(Extracted records)
# # # # # # #

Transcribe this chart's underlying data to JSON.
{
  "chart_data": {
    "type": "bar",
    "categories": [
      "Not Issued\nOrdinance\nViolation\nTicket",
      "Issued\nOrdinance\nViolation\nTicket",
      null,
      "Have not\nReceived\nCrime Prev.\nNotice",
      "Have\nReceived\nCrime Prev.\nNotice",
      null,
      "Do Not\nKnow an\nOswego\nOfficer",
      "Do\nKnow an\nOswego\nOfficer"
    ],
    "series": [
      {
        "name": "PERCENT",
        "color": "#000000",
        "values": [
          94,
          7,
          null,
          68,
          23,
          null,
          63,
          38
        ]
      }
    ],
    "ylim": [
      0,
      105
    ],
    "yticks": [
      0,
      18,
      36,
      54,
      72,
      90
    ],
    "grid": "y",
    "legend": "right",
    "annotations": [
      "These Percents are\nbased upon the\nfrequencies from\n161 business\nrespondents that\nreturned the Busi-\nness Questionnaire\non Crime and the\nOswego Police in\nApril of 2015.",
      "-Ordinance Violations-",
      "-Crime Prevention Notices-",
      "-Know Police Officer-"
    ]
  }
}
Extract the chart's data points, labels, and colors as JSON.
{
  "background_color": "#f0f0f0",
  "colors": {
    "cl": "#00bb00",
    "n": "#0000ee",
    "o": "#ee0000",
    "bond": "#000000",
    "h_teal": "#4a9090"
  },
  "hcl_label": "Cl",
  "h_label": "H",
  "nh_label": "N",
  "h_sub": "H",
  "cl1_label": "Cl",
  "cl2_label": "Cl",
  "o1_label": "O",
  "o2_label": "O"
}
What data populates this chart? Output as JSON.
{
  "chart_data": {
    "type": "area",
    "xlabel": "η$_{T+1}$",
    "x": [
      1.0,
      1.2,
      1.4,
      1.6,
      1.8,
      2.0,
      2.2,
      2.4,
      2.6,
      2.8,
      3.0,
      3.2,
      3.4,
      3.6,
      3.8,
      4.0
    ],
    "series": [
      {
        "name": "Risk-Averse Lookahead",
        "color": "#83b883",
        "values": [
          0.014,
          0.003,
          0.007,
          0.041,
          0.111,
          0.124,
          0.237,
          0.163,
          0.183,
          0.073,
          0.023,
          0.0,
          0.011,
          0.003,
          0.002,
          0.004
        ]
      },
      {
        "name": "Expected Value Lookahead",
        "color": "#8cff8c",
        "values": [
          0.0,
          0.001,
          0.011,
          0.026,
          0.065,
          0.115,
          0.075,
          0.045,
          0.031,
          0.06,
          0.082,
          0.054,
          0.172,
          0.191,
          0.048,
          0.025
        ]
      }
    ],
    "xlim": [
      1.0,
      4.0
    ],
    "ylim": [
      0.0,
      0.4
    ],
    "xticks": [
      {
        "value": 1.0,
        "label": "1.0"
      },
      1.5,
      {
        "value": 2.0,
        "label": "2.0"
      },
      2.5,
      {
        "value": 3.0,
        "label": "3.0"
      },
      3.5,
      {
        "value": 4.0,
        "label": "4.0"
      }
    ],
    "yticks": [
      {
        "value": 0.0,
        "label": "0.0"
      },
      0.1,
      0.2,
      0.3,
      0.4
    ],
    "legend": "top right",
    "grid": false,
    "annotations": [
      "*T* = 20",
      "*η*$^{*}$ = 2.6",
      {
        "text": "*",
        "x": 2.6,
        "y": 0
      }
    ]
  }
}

# # # # # # #

▶ [SET EXERCISE]:
How many of the lines above hold the word "colors"? Give only that number.

▶ [OUTPUT FOR THIS TASK]:
2